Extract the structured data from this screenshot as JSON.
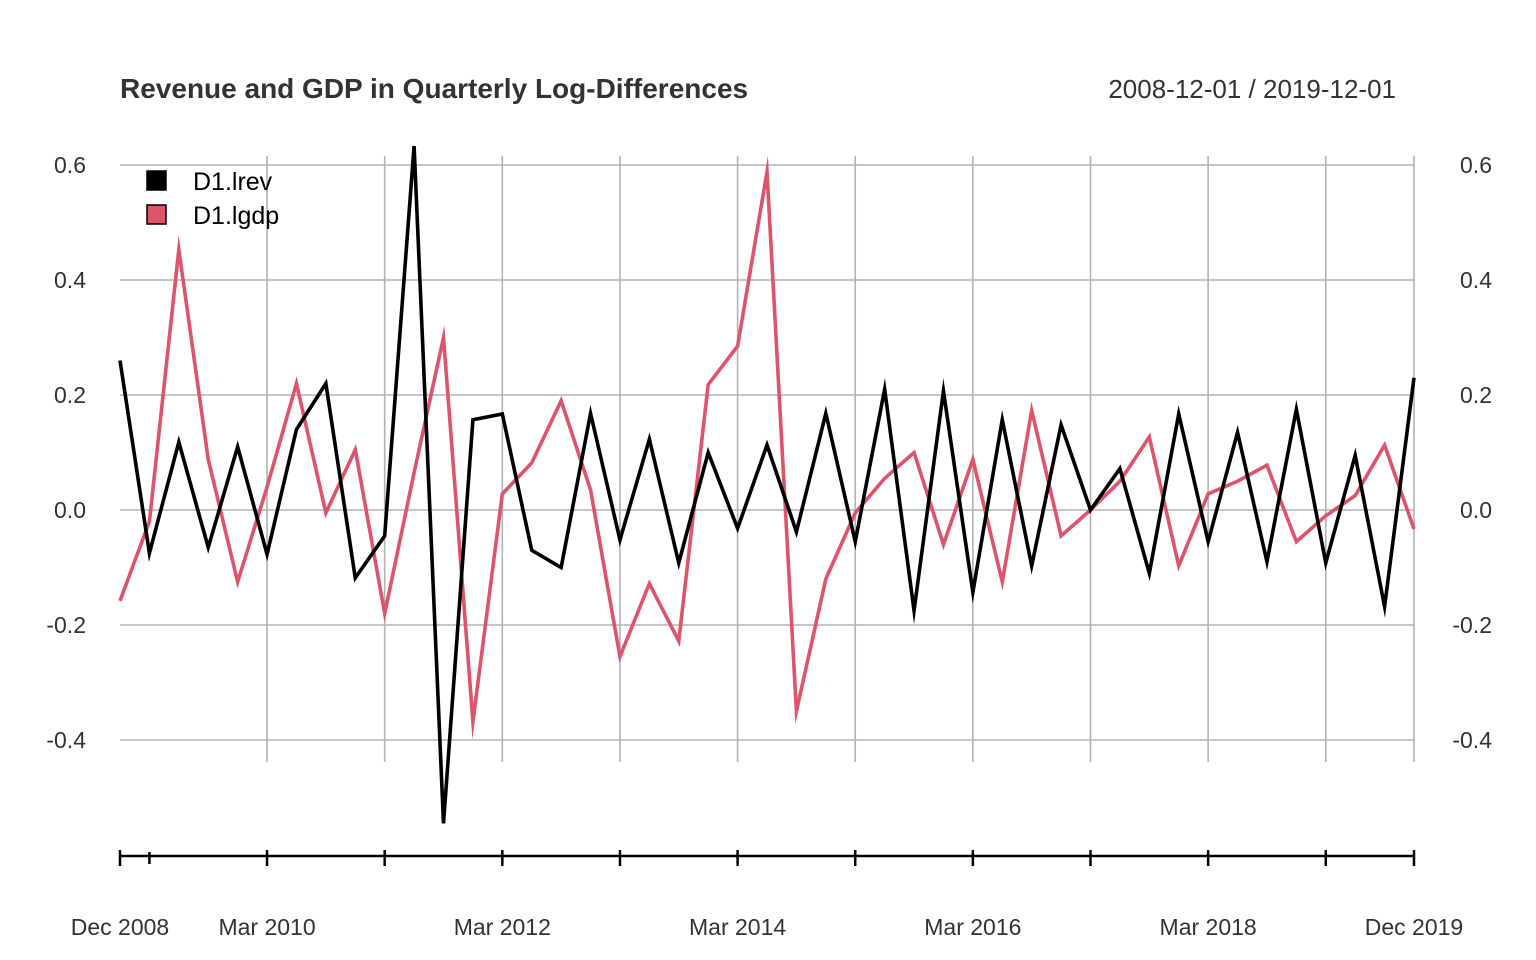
{
  "chart_data": {
    "type": "line",
    "title": "Revenue and GDP in Quarterly Log-Differences",
    "date_range_label": "2008-12-01 / 2019-12-01",
    "xlabel": "",
    "ylabel": "",
    "x": [
      "2008-12",
      "2009-03",
      "2009-06",
      "2009-09",
      "2009-12",
      "2010-03",
      "2010-06",
      "2010-09",
      "2010-12",
      "2011-03",
      "2011-06",
      "2011-09",
      "2011-12",
      "2012-03",
      "2012-06",
      "2012-09",
      "2012-12",
      "2013-03",
      "2013-06",
      "2013-09",
      "2013-12",
      "2014-03",
      "2014-06",
      "2014-09",
      "2014-12",
      "2015-03",
      "2015-06",
      "2015-09",
      "2015-12",
      "2016-03",
      "2016-06",
      "2016-09",
      "2016-12",
      "2017-03",
      "2017-06",
      "2017-09",
      "2017-12",
      "2018-03",
      "2018-06",
      "2018-09",
      "2018-12",
      "2019-03",
      "2019-06",
      "2019-09",
      "2019-12"
    ],
    "x_tick_labels": [
      "Dec 2008",
      "Mar 2010",
      "Mar 2012",
      "Mar 2014",
      "Mar 2016",
      "Mar 2018",
      "Dec 2019"
    ],
    "y_ticks": [
      -0.4,
      -0.2,
      0.0,
      0.2,
      0.4,
      0.6
    ],
    "y_tick_labels": [
      "-0.4",
      "-0.2",
      "0.0",
      "0.2",
      "0.4",
      "0.6"
    ],
    "ylim": [
      -0.55,
      0.63
    ],
    "grid": true,
    "legend_position": "top-left",
    "series": [
      {
        "name": "D1.lrev",
        "color": "#000000",
        "values": [
          0.26,
          -0.075,
          0.118,
          -0.065,
          0.11,
          -0.077,
          0.14,
          0.22,
          -0.118,
          -0.045,
          0.633,
          -0.545,
          0.157,
          0.167,
          -0.07,
          -0.1,
          0.168,
          -0.052,
          0.123,
          -0.092,
          0.1,
          -0.032,
          0.113,
          -0.038,
          0.168,
          -0.055,
          0.21,
          -0.175,
          0.207,
          -0.143,
          0.157,
          -0.097,
          0.148,
          0.0,
          0.072,
          -0.11,
          0.167,
          -0.055,
          0.135,
          -0.09,
          0.175,
          -0.092,
          0.095,
          -0.168,
          0.23
        ]
      },
      {
        "name": "D1.lgdp",
        "color": "#df536b",
        "values": [
          -0.158,
          -0.02,
          0.453,
          0.088,
          -0.125,
          0.04,
          0.22,
          -0.005,
          0.105,
          -0.18,
          0.065,
          0.3,
          -0.368,
          0.028,
          0.082,
          0.19,
          0.035,
          -0.255,
          -0.128,
          -0.228,
          0.218,
          0.285,
          0.588,
          -0.35,
          -0.12,
          -0.005,
          0.055,
          0.1,
          -0.06,
          0.088,
          -0.125,
          0.173,
          -0.045,
          0.0,
          0.05,
          0.127,
          -0.097,
          0.028,
          0.05,
          0.078,
          -0.055,
          -0.01,
          0.025,
          0.113,
          -0.033
        ]
      }
    ]
  }
}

**EXERCISE DIRECTIONS**
Without the pictures, repeat the listing above exactly.

**SOLUTION BELOW**
Extract the structured data from this screenshot as JSON.
{
  "chart_data": {
    "type": "line",
    "title": "Revenue and GDP in Quarterly Log-Differences",
    "date_range_label": "2008-12-01 / 2019-12-01",
    "xlabel": "",
    "ylabel": "",
    "x": [
      "2008-12",
      "2009-03",
      "2009-06",
      "2009-09",
      "2009-12",
      "2010-03",
      "2010-06",
      "2010-09",
      "2010-12",
      "2011-03",
      "2011-06",
      "2011-09",
      "2011-12",
      "2012-03",
      "2012-06",
      "2012-09",
      "2012-12",
      "2013-03",
      "2013-06",
      "2013-09",
      "2013-12",
      "2014-03",
      "2014-06",
      "2014-09",
      "2014-12",
      "2015-03",
      "2015-06",
      "2015-09",
      "2015-12",
      "2016-03",
      "2016-06",
      "2016-09",
      "2016-12",
      "2017-03",
      "2017-06",
      "2017-09",
      "2017-12",
      "2018-03",
      "2018-06",
      "2018-09",
      "2018-12",
      "2019-03",
      "2019-06",
      "2019-09",
      "2019-12"
    ],
    "x_tick_labels": [
      "Dec 2008",
      "Mar 2010",
      "Mar 2012",
      "Mar 2014",
      "Mar 2016",
      "Mar 2018",
      "Dec 2019"
    ],
    "y_ticks": [
      -0.4,
      -0.2,
      0.0,
      0.2,
      0.4,
      0.6
    ],
    "y_tick_labels": [
      "-0.4",
      "-0.2",
      "0.0",
      "0.2",
      "0.4",
      "0.6"
    ],
    "ylim": [
      -0.55,
      0.63
    ],
    "grid": true,
    "legend_position": "top-left",
    "series": [
      {
        "name": "D1.lrev",
        "color": "#000000",
        "values": [
          0.26,
          -0.075,
          0.118,
          -0.065,
          0.11,
          -0.077,
          0.14,
          0.22,
          -0.118,
          -0.045,
          0.633,
          -0.545,
          0.157,
          0.167,
          -0.07,
          -0.1,
          0.168,
          -0.052,
          0.123,
          -0.092,
          0.1,
          -0.032,
          0.113,
          -0.038,
          0.168,
          -0.055,
          0.21,
          -0.175,
          0.207,
          -0.143,
          0.157,
          -0.097,
          0.148,
          0.0,
          0.072,
          -0.11,
          0.167,
          -0.055,
          0.135,
          -0.09,
          0.175,
          -0.092,
          0.095,
          -0.168,
          0.23
        ]
      },
      {
        "name": "D1.lgdp",
        "color": "#df536b",
        "values": [
          -0.158,
          -0.02,
          0.453,
          0.088,
          -0.125,
          0.04,
          0.22,
          -0.005,
          0.105,
          -0.18,
          0.065,
          0.3,
          -0.368,
          0.028,
          0.082,
          0.19,
          0.035,
          -0.255,
          -0.128,
          -0.228,
          0.218,
          0.285,
          0.588,
          -0.35,
          -0.12,
          -0.005,
          0.055,
          0.1,
          -0.06,
          0.088,
          -0.125,
          0.173,
          -0.045,
          0.0,
          0.05,
          0.127,
          -0.097,
          0.028,
          0.05,
          0.078,
          -0.055,
          -0.01,
          0.025,
          0.113,
          -0.033
        ]
      }
    ]
  }
}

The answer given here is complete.